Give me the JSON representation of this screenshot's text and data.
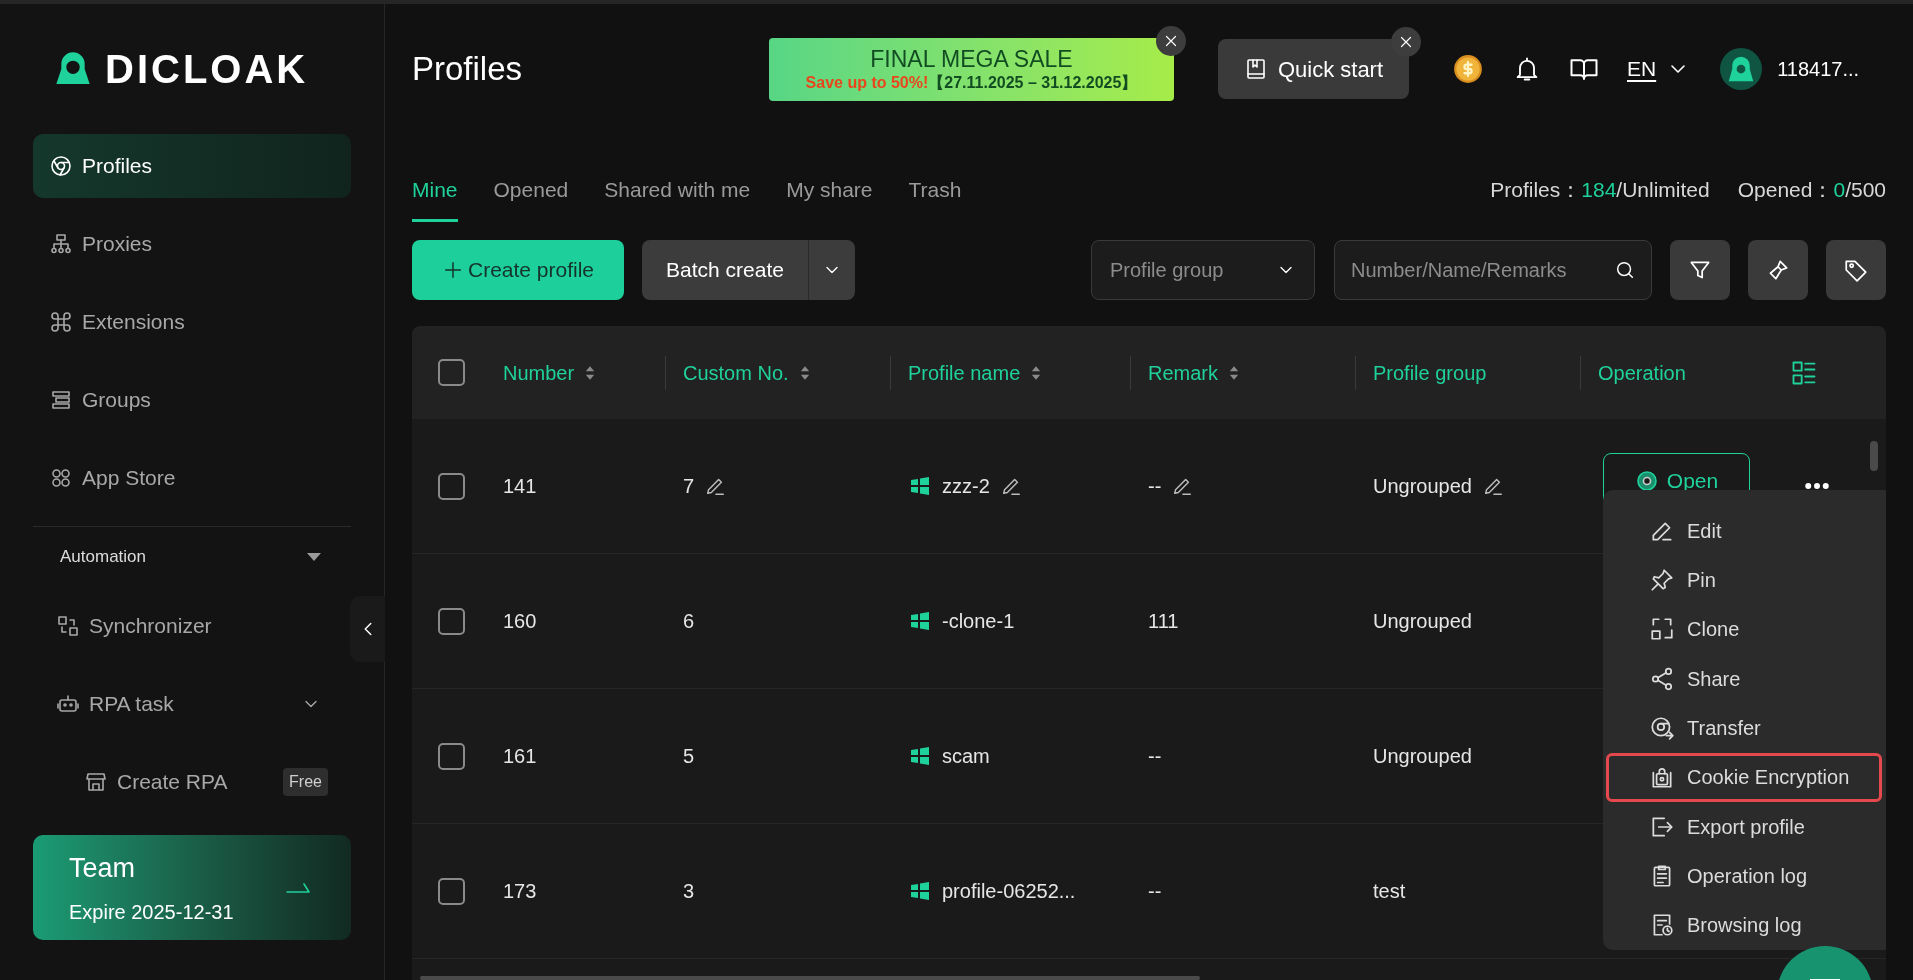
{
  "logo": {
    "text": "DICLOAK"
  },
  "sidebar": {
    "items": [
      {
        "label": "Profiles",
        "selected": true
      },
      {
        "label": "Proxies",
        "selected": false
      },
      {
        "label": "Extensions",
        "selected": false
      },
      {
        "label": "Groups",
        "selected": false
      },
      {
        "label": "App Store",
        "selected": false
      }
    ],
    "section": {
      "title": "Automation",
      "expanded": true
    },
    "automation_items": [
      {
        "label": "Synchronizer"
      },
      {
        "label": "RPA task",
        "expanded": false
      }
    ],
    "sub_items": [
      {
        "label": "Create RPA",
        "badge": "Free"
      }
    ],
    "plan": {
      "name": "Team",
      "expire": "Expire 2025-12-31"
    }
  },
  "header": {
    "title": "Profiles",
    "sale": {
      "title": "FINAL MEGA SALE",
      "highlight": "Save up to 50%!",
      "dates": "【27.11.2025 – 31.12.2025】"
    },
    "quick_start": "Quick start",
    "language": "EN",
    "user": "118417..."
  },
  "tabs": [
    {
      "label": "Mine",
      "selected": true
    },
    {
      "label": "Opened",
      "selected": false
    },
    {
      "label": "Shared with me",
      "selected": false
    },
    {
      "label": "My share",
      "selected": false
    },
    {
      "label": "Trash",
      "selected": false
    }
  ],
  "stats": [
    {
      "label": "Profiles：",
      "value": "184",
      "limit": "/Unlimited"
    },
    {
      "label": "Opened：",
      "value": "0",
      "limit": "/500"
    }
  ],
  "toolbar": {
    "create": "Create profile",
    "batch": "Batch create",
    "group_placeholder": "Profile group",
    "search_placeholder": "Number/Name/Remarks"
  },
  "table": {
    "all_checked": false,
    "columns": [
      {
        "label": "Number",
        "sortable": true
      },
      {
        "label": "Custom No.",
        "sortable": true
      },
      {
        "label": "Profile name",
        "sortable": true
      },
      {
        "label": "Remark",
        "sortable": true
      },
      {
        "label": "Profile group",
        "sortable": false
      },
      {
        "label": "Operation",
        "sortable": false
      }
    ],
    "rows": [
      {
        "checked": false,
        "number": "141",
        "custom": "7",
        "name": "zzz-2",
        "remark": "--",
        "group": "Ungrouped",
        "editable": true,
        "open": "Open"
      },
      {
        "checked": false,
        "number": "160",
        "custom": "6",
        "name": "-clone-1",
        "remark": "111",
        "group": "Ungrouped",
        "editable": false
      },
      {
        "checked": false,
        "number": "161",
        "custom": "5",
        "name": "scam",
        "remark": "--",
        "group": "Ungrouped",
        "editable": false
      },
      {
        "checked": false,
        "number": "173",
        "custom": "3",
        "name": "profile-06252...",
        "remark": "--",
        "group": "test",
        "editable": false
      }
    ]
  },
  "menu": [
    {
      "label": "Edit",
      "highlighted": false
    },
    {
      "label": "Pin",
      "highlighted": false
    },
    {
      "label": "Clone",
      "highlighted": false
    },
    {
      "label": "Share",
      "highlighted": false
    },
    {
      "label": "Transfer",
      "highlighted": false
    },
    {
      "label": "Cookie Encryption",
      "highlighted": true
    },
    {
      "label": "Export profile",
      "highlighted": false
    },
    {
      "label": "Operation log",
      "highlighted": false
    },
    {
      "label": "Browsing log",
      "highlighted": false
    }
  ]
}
################
What you will do:
Write out every line of the data that holds the word "title".

Task result:
      "title": "Automation",
    "title": "Profiles",
      "title": "FINAL MEGA SALE",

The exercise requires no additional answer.